Your objective
Select lines where the word "TELS" appears.

__________

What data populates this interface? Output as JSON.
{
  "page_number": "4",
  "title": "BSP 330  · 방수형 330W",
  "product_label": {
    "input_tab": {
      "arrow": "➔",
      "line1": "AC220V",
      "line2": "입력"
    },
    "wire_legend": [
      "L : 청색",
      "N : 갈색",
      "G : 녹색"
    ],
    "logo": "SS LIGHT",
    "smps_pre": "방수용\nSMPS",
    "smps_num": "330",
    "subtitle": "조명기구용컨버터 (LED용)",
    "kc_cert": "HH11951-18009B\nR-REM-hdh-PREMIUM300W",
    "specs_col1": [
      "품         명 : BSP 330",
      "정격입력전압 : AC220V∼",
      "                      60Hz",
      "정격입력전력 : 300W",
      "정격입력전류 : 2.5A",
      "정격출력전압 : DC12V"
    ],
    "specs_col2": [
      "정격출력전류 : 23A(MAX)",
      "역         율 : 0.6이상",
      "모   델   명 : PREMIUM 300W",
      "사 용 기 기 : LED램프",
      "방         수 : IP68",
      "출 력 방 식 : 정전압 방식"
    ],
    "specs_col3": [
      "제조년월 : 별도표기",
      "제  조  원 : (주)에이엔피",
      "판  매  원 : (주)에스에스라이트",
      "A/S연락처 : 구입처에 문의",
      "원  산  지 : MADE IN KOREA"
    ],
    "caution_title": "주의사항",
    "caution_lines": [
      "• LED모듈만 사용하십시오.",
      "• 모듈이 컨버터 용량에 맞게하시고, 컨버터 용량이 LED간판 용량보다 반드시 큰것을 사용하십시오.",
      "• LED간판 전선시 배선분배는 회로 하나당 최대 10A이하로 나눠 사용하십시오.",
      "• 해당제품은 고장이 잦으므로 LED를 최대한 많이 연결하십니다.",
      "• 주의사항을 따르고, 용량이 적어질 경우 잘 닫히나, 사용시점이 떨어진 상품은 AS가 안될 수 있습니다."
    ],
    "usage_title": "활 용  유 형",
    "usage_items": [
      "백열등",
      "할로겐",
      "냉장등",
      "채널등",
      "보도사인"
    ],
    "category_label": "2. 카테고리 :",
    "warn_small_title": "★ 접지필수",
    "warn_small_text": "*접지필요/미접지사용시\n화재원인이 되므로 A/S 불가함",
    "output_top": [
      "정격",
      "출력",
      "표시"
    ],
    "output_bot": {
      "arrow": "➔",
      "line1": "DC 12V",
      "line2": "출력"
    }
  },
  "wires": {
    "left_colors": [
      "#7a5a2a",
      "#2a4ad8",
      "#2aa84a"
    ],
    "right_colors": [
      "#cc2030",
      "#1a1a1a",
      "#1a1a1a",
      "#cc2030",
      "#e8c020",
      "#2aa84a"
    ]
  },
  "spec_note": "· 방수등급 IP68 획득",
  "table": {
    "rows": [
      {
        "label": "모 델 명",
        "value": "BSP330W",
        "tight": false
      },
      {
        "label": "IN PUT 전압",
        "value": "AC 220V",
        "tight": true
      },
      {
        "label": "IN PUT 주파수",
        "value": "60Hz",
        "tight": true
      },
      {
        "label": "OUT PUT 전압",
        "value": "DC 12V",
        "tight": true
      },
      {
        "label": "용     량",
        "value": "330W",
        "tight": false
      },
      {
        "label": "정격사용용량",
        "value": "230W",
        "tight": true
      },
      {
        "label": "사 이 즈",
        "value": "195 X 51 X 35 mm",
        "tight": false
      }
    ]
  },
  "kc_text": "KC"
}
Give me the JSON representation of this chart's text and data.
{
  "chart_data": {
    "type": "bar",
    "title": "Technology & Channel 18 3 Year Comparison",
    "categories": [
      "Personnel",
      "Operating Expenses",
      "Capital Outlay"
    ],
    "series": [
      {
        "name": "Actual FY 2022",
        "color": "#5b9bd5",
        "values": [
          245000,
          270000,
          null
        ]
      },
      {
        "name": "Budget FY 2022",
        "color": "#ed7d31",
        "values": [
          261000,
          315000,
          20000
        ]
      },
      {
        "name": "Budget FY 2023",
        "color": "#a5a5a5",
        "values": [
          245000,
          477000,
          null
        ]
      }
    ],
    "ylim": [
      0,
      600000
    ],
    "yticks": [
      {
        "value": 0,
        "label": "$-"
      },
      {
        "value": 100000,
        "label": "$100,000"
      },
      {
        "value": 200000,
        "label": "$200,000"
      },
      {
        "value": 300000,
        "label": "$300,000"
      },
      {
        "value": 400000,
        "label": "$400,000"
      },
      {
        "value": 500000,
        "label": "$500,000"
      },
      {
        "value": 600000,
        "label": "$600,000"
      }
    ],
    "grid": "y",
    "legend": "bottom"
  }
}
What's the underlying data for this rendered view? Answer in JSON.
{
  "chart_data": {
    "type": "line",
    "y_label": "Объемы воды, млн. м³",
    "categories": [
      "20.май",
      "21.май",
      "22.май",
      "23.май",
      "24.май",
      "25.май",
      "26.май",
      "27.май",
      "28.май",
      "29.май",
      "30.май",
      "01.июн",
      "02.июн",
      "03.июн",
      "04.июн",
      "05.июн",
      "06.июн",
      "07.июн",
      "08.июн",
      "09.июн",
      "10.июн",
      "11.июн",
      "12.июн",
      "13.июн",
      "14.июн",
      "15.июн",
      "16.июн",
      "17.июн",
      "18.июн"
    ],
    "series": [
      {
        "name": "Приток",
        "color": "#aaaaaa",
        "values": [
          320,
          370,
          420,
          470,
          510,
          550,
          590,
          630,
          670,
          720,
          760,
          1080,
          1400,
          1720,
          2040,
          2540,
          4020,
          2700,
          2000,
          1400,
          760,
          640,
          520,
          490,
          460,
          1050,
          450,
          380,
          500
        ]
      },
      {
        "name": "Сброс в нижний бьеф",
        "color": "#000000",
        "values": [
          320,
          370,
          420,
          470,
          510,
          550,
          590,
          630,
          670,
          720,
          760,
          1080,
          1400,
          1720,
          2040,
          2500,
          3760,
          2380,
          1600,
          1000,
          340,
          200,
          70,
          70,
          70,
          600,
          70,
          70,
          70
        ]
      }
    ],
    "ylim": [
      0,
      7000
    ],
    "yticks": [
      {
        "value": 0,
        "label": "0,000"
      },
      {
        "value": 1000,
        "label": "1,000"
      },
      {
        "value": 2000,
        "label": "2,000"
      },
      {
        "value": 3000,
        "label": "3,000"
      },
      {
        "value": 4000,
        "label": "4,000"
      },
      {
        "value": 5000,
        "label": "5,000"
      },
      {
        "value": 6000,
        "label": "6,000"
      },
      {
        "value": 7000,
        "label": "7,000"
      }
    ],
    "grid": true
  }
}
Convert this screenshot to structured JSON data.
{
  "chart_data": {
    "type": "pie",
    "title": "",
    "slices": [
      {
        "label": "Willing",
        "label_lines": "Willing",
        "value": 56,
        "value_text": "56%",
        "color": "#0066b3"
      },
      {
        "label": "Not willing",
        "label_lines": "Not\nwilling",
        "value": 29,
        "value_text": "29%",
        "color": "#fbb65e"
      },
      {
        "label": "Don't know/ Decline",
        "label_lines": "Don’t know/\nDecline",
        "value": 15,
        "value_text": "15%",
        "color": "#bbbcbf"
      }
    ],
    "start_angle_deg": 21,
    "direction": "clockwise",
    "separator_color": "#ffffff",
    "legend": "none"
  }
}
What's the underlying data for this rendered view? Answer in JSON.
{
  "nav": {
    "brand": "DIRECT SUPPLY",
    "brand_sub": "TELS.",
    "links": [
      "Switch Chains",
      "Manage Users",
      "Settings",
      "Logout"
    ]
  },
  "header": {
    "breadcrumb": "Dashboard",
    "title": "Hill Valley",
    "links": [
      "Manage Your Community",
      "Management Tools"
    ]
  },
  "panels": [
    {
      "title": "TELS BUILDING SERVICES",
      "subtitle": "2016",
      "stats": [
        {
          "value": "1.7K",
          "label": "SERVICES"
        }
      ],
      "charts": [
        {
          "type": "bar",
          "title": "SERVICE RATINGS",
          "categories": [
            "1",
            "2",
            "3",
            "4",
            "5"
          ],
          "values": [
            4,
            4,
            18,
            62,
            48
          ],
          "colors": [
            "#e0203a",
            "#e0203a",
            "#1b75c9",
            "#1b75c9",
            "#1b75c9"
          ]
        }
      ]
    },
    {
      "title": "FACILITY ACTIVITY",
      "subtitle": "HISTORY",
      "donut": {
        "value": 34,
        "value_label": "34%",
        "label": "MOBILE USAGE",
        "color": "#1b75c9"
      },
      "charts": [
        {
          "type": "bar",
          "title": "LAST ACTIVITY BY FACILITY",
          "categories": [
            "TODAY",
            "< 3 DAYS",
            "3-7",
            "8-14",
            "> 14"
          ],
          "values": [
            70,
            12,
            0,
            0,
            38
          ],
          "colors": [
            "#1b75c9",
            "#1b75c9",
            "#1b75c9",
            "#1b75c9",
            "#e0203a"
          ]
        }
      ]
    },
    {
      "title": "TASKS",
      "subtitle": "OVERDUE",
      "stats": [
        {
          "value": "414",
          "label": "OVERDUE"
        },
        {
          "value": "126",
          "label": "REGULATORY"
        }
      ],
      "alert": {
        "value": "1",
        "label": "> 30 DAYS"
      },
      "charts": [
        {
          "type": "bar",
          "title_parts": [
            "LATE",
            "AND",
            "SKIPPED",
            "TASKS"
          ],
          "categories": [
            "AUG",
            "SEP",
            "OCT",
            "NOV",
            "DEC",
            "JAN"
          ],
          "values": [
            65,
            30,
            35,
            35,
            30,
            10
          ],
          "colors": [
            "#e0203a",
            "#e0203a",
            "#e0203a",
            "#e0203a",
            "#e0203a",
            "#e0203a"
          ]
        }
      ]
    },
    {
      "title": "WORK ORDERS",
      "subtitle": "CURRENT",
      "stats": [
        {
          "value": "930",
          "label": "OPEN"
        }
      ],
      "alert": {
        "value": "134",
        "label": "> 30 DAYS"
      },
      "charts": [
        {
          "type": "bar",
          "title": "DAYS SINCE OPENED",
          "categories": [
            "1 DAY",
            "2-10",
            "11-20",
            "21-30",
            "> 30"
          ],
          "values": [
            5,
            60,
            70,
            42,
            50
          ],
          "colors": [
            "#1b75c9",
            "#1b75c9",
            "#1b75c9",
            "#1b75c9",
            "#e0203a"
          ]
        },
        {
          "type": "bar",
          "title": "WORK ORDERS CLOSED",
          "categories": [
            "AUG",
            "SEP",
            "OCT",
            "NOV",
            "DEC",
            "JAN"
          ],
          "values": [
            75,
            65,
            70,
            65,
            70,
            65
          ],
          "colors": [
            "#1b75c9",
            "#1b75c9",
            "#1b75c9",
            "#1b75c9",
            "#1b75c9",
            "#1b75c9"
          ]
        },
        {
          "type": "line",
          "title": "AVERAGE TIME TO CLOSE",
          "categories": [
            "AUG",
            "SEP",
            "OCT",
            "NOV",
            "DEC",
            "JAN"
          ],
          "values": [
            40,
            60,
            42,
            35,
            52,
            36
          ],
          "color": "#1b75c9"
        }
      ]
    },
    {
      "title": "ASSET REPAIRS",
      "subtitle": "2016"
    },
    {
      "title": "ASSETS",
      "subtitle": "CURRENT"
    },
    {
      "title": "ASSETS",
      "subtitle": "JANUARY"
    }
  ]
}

__________

Answer below
    "brand_sub": "TELS.",
      "title": "TELS BUILDING SERVICES",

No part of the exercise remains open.